Donate

Why Idris Elba shouldn’t play James Bond

Bond is a racist, sexist dinosaur. He is the antithesis of diversity.

Maren Thom

Topics Culture Politics

The producers of the James Bond movies are in a bind. Daniel Craig is making his last Bond film, and other franchises are doing the spy formula better. For example, the Mission Impossible movies have the freedom to deploy all the stunt spectaculars and byzantine plot twists needed in a thriller, but have none of the baggage that comes with an established character with a long and increasingly embarrassing history.

The question of who should play Bond next is a critical one for the Bond films. The right actor could revitalise the creaky franchise, and the wrong one could kill it completely. So who should play him after Craig retires from the role?

EXCERPTED DATA:

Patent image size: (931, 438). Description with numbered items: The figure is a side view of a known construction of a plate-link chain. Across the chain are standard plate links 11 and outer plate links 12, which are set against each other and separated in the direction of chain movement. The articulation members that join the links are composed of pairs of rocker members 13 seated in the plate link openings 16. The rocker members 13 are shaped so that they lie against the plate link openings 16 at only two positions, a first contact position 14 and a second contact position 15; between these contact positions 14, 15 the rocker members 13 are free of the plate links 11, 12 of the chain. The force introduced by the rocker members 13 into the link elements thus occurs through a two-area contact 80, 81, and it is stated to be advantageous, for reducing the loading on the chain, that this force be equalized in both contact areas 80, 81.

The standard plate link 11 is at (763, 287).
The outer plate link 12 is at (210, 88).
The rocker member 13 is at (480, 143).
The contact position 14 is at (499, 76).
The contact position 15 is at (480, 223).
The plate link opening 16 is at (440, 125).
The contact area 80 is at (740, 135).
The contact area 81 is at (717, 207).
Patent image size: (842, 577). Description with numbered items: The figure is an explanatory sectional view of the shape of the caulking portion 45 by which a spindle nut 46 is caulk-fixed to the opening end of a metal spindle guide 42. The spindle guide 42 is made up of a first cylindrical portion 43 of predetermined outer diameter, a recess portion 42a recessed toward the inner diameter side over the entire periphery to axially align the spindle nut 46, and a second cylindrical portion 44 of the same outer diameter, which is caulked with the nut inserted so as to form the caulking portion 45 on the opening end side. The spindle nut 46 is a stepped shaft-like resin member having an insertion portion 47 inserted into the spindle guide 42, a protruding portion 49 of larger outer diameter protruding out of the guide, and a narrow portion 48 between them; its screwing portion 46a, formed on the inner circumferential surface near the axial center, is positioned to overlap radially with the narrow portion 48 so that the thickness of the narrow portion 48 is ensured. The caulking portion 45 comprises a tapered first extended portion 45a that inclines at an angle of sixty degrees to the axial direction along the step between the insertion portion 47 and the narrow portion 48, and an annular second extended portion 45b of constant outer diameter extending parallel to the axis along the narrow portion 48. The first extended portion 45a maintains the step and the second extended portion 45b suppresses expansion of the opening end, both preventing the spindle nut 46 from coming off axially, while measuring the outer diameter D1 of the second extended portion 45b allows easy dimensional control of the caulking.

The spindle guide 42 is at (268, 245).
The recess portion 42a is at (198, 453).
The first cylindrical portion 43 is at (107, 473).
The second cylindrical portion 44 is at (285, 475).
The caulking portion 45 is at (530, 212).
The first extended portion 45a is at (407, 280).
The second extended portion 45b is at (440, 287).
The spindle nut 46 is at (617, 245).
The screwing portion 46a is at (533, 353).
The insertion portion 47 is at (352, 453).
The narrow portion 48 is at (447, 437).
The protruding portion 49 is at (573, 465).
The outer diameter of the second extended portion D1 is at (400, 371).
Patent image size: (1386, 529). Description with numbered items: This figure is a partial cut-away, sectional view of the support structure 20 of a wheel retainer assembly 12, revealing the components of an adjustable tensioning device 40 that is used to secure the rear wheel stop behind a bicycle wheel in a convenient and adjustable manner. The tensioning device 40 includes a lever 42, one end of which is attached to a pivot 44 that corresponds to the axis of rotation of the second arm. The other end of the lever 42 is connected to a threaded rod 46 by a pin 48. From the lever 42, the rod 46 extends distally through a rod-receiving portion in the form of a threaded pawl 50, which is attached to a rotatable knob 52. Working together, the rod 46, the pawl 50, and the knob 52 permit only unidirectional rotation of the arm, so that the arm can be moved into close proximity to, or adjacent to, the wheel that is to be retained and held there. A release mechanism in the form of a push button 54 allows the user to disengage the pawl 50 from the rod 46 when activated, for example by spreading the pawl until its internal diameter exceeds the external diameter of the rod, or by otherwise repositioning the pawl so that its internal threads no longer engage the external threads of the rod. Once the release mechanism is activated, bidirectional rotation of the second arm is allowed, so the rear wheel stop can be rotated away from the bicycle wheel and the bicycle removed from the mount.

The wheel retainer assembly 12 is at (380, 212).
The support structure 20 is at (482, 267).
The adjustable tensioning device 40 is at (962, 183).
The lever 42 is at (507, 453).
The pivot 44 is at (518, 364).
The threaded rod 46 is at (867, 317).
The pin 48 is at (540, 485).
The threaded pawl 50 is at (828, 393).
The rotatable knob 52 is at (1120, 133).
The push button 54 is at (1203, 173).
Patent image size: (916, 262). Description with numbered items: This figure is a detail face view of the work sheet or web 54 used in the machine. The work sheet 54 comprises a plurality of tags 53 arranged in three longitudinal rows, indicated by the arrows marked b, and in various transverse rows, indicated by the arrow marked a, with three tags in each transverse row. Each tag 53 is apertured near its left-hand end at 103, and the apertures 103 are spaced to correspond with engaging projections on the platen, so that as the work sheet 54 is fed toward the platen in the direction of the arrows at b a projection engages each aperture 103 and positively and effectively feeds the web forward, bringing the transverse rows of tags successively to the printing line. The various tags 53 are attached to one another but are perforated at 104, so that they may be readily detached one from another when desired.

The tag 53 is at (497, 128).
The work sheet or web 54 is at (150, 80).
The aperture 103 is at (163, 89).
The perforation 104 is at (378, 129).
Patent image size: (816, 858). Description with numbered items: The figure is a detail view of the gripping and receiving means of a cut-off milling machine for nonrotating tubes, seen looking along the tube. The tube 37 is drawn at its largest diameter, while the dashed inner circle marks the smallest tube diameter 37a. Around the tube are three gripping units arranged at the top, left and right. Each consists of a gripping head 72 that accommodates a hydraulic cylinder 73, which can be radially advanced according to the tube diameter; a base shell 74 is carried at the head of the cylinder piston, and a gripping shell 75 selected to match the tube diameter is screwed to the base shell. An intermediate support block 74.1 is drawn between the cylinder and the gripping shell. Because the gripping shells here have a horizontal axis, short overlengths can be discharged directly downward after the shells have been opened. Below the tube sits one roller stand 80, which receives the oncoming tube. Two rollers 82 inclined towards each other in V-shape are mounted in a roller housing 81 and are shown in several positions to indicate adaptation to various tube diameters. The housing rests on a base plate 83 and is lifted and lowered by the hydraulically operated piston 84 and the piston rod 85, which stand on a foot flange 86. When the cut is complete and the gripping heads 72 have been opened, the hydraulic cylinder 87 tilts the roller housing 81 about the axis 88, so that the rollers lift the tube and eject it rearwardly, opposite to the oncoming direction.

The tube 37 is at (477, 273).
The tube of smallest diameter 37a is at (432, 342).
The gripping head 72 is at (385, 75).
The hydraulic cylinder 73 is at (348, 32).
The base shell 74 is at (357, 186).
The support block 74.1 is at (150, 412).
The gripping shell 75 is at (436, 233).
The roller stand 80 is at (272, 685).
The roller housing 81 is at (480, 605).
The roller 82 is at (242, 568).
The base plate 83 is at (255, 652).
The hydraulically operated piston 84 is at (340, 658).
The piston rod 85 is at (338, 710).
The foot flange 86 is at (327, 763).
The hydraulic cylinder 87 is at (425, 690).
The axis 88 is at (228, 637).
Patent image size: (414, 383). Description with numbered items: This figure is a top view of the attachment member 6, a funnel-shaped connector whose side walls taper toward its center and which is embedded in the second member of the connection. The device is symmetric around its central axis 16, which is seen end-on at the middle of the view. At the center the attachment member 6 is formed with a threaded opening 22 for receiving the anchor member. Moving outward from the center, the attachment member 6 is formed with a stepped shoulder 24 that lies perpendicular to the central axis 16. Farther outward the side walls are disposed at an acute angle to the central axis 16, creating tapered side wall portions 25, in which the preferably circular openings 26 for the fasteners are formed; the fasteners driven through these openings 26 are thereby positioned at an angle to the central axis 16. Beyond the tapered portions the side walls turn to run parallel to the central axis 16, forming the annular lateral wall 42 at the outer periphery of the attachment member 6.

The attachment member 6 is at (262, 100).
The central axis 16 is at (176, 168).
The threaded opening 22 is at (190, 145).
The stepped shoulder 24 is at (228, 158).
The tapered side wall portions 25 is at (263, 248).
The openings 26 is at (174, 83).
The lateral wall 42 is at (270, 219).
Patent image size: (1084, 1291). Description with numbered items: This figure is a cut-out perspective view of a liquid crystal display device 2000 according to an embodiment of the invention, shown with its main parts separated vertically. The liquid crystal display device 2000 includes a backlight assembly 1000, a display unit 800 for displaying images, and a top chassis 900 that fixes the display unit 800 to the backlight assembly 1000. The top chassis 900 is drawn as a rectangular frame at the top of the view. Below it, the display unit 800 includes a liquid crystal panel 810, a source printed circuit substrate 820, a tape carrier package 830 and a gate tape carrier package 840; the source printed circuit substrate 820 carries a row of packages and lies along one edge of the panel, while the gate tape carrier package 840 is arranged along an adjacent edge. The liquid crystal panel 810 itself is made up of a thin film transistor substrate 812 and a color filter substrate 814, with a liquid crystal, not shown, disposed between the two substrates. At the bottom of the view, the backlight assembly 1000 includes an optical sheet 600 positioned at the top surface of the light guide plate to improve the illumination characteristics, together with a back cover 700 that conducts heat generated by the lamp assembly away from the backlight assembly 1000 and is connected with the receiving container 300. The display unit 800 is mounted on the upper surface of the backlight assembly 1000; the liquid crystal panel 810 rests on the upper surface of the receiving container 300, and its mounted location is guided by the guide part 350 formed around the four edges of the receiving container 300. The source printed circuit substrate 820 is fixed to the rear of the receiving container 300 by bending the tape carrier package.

INSTRUCTIONS FOR THE TASK:
Could you write out, word for word, the part of the James Bond article above that opens with the words containing "Topics Culture Politics" and closes with "increasingly embarrassing history."?

OUTPUT OF THE TASK:
Topics Culture Politics

The producers of the James Bond movies are in a bind. Daniel Craig is making his last Bond film, and other franchises are doing the spy formula better. For example, the Mission Impossible movies have the freedom to deploy all the stunt spectaculars and byzantine plot twists needed in a thriller, but have none of the baggage that comes with an established character with a long and increasingly embarrassing history.